Directions for this task: Look through the data below. Collect every line where the word "Điều" occurs.

Records provided:
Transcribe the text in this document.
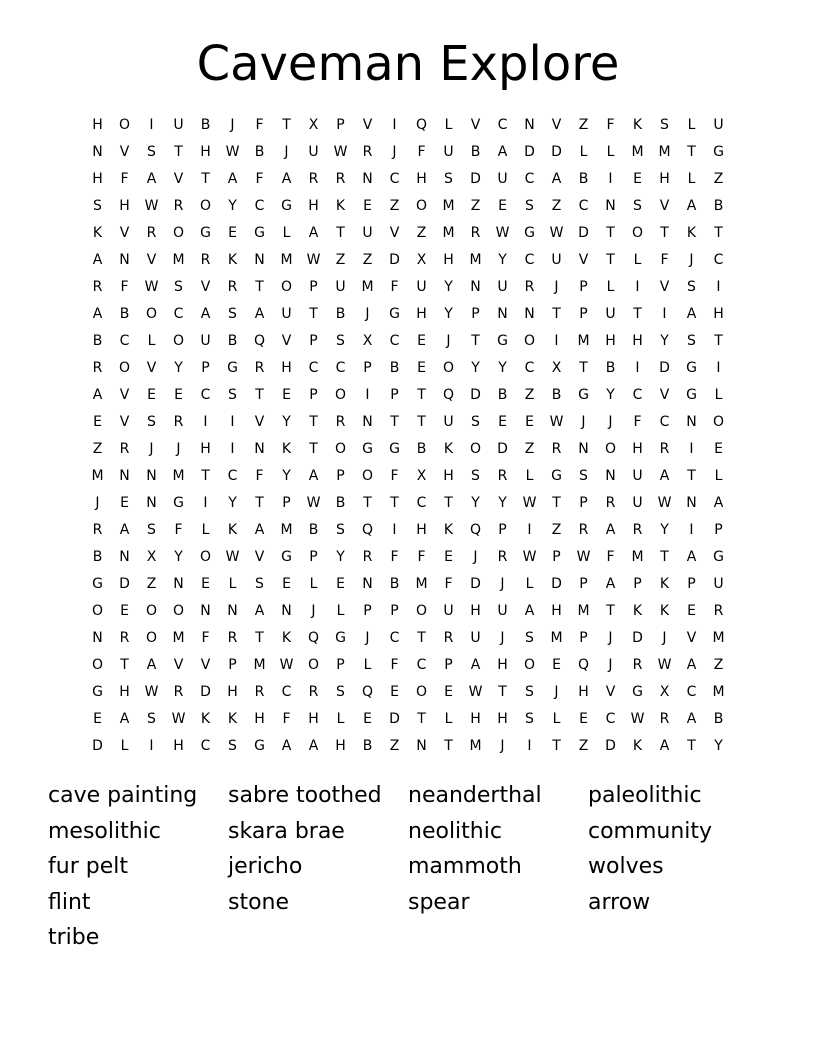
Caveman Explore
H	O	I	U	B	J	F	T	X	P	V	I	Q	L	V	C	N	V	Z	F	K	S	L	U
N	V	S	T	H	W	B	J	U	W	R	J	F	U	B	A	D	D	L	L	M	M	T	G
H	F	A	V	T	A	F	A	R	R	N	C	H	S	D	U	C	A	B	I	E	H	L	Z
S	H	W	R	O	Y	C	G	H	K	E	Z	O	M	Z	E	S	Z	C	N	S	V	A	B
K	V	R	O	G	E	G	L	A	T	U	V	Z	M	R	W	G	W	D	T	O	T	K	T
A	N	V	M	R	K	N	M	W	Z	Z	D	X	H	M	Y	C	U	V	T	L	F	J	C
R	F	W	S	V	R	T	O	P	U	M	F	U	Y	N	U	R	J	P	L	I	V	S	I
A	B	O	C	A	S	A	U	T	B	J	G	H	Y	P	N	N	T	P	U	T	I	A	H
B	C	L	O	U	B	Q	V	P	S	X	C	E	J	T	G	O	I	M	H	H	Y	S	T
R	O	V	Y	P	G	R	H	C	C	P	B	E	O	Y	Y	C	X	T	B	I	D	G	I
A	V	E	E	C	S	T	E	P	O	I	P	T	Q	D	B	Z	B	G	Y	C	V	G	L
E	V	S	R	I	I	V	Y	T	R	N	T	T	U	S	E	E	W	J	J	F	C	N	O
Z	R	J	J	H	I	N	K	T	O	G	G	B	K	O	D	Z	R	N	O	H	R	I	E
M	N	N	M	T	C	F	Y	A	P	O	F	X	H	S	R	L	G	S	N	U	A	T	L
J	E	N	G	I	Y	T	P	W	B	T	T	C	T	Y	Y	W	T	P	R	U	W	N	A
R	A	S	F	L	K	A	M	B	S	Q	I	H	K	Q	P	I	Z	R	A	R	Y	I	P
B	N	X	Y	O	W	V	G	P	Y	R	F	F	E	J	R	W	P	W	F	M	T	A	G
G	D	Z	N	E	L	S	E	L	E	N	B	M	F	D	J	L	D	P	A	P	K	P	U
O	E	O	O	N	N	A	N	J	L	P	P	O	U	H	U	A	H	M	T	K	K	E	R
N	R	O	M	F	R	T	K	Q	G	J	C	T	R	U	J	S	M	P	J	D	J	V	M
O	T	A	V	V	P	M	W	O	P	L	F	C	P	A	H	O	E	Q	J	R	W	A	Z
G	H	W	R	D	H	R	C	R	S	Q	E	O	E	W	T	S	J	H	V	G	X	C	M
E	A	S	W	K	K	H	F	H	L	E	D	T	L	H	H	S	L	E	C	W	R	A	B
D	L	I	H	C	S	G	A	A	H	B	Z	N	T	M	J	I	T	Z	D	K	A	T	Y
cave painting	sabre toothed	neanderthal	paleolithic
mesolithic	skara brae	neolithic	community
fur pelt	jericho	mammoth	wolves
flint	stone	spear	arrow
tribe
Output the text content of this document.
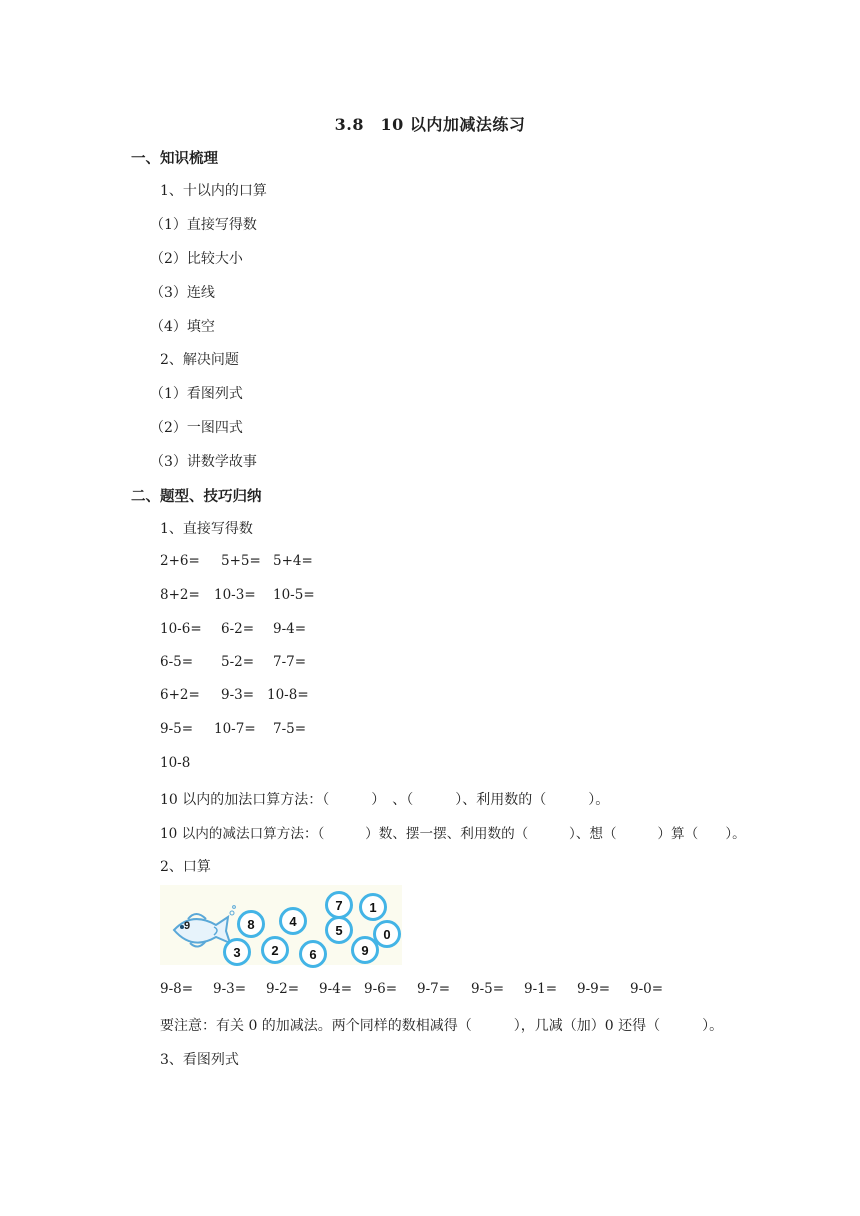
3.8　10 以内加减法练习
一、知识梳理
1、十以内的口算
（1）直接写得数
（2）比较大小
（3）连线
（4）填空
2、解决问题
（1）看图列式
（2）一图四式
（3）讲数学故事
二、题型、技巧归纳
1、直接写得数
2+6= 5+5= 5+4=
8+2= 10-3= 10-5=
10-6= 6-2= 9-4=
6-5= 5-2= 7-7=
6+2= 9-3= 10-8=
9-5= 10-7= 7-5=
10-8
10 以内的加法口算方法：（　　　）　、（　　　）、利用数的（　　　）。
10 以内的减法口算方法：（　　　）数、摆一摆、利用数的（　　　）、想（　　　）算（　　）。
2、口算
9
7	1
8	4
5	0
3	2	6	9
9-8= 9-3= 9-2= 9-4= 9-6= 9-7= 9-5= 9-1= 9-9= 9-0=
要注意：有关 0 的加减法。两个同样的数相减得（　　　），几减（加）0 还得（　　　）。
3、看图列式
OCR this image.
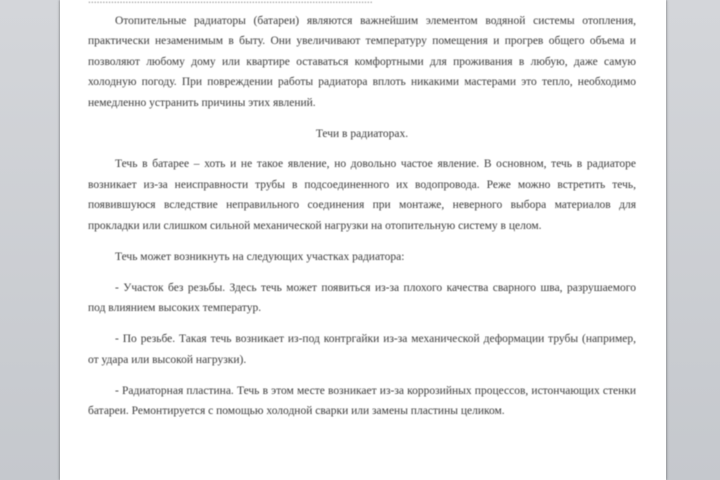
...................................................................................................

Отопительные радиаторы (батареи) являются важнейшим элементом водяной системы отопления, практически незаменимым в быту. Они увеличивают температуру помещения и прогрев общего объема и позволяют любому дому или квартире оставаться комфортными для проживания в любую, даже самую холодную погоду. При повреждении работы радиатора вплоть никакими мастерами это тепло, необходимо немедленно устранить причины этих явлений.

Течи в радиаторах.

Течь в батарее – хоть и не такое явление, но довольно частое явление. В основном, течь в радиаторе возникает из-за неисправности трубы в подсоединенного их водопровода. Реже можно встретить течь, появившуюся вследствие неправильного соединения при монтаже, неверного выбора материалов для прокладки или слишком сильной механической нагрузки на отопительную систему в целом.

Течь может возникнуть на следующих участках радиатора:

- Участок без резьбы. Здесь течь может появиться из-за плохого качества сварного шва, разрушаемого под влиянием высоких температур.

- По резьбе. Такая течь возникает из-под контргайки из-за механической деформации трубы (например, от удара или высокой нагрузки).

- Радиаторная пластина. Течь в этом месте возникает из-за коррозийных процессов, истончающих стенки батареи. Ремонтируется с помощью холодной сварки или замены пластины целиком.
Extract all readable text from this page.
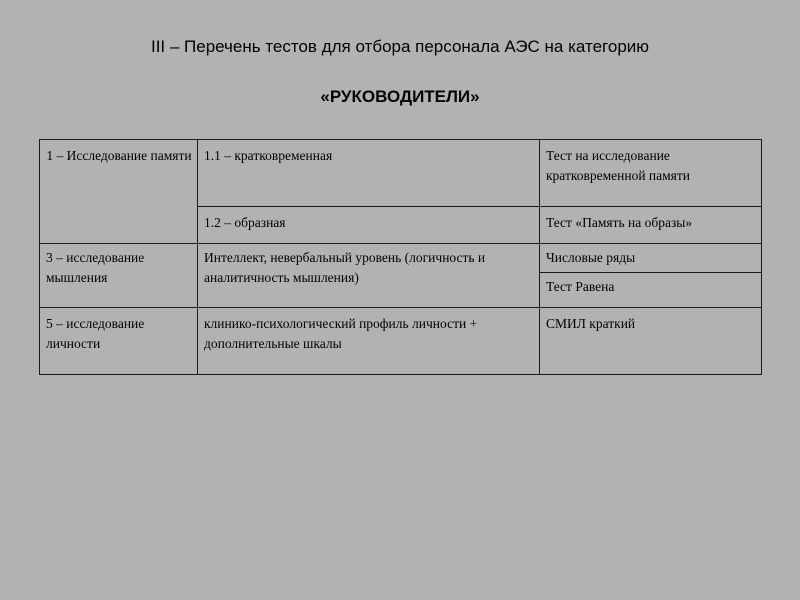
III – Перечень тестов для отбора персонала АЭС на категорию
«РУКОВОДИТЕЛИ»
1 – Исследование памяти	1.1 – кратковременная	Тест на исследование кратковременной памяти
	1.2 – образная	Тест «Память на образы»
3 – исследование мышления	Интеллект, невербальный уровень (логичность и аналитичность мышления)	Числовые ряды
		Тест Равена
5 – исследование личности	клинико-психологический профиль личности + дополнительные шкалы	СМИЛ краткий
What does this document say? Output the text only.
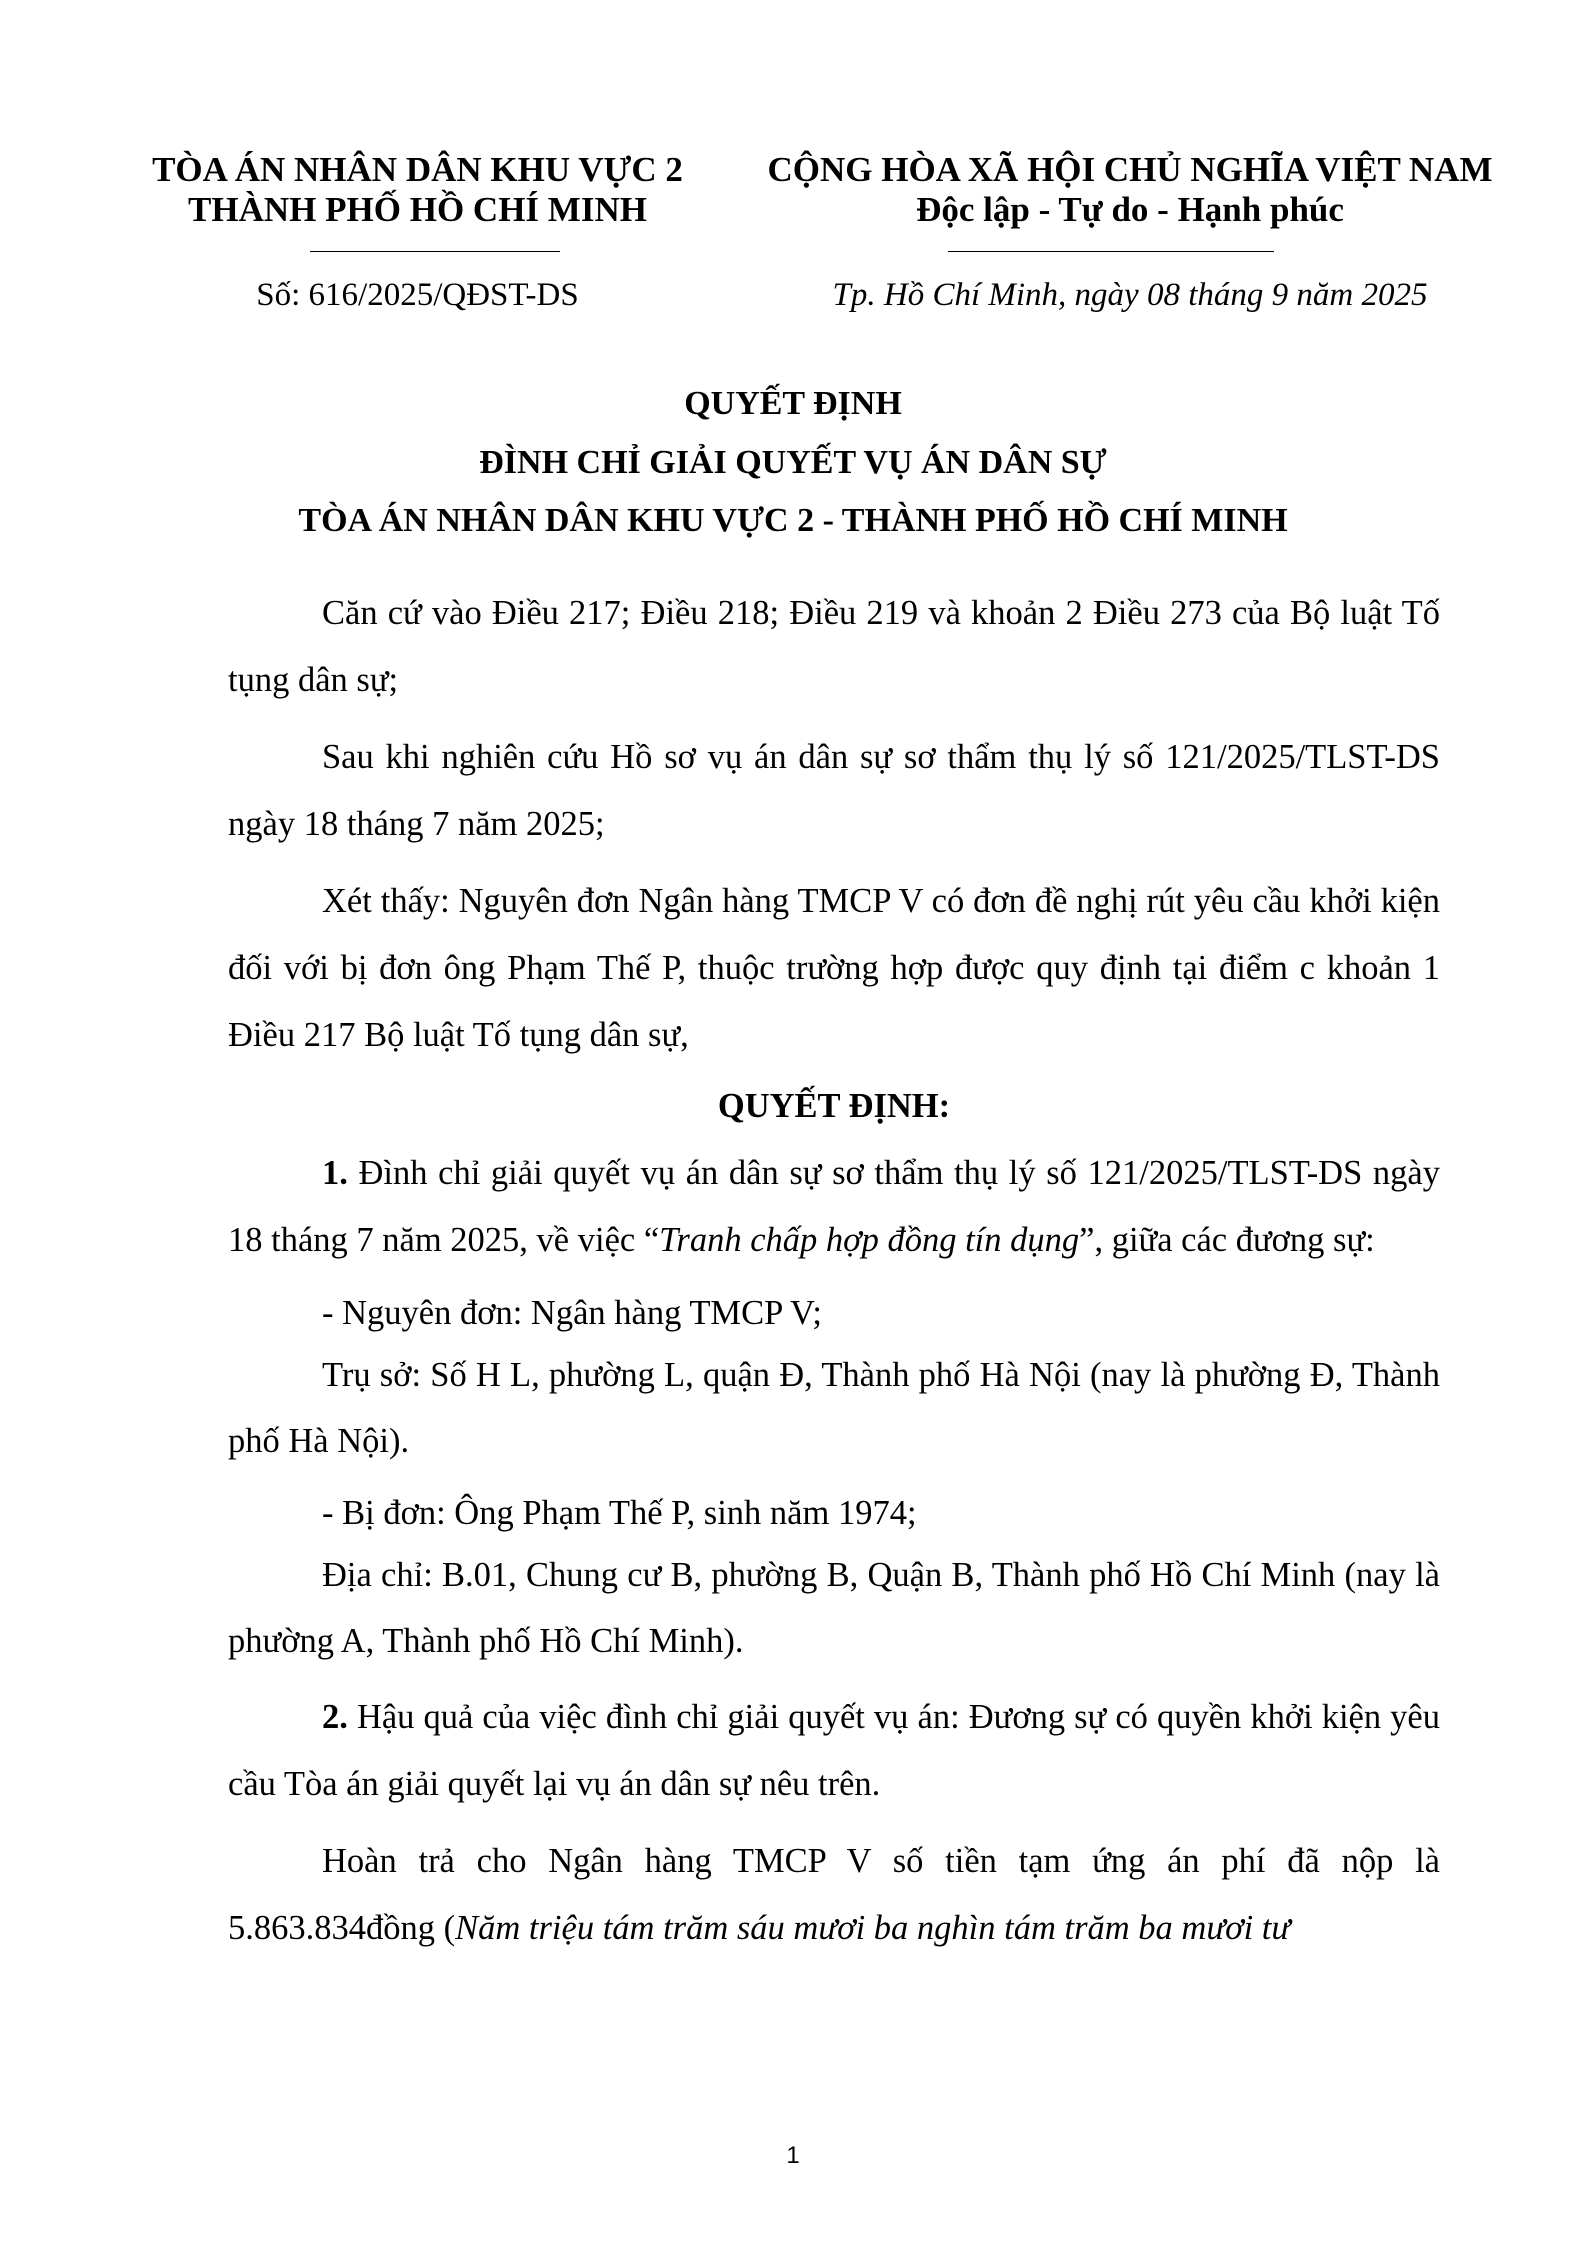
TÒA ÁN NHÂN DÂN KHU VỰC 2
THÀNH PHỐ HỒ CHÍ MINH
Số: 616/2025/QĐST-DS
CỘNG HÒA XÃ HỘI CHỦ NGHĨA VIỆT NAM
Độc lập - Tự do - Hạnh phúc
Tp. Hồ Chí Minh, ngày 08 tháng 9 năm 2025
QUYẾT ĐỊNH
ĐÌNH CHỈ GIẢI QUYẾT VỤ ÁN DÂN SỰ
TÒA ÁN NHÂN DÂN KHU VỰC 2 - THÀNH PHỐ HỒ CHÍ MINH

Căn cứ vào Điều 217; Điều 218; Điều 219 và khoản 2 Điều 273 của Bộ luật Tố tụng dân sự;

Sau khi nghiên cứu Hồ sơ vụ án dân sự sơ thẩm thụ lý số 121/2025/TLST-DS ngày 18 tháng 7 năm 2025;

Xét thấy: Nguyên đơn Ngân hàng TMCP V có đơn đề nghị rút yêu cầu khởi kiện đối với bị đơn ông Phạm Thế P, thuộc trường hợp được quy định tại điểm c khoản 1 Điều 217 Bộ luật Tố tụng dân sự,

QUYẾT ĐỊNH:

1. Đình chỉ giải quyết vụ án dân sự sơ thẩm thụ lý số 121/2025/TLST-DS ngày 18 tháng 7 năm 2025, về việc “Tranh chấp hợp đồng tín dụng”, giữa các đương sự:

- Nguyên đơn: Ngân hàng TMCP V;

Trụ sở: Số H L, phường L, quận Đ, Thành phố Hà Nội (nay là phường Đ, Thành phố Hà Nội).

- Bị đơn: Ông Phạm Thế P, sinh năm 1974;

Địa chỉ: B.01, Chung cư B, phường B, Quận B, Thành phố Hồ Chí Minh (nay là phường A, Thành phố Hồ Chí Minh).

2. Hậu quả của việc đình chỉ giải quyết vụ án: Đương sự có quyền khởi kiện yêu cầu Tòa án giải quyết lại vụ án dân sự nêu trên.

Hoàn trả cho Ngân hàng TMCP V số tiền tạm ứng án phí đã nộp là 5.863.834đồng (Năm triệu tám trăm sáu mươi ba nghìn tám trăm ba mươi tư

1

Complete answer:
Căn cứ vào Điều 217; Điều 218; Điều 219 và khoản 2 Điều 273 của Bộ luật Tố tụng dân sự;
Xét thấy: Nguyên đơn Ngân hàng TMCP V có đơn đề nghị rút yêu cầu khởi kiện đối với bị đơn ông Phạm Thế P, thuộc trường hợp được quy định tại điểm c khoản 1 Điều 217 Bộ luật Tố tụng dân sự,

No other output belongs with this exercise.